• **Stored entries**:
----

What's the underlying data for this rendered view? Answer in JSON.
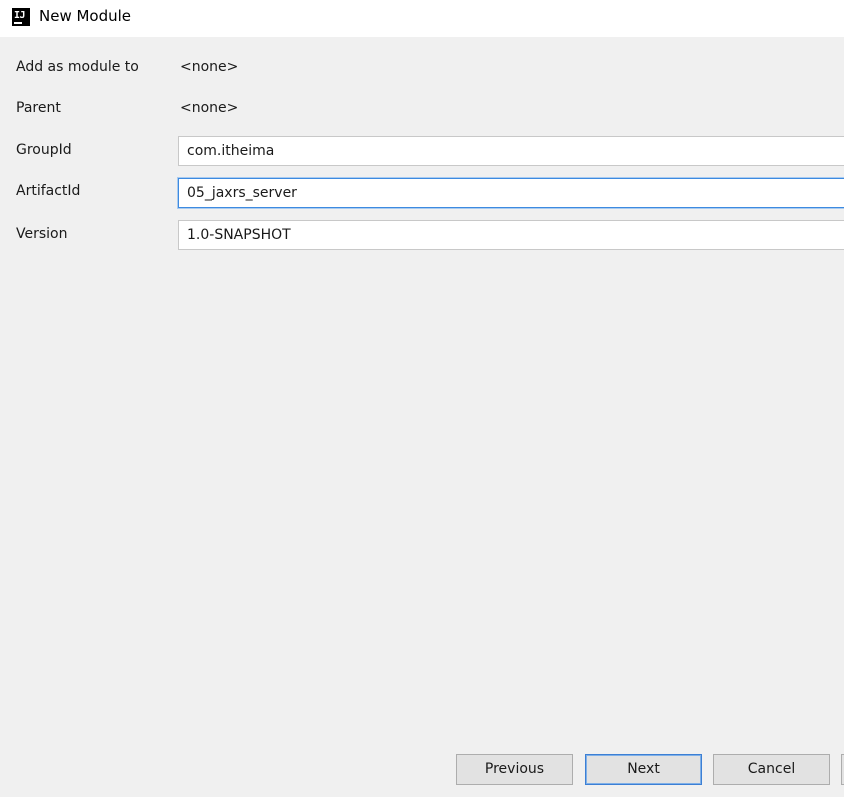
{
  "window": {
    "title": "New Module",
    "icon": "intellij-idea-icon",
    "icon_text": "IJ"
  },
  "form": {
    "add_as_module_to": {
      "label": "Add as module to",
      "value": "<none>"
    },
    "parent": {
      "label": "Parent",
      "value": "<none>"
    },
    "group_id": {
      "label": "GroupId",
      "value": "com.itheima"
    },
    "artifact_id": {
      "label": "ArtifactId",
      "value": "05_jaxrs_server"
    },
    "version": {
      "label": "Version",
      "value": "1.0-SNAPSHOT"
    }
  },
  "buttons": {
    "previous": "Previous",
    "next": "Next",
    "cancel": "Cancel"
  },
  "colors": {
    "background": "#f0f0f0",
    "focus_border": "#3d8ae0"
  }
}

----

Write out every line of the listing that holds the word "label".

      "label": "Add as module to",
      "label": "Parent",
      "label": "GroupId",
      "label": "ArtifactId",
      "label": "Version",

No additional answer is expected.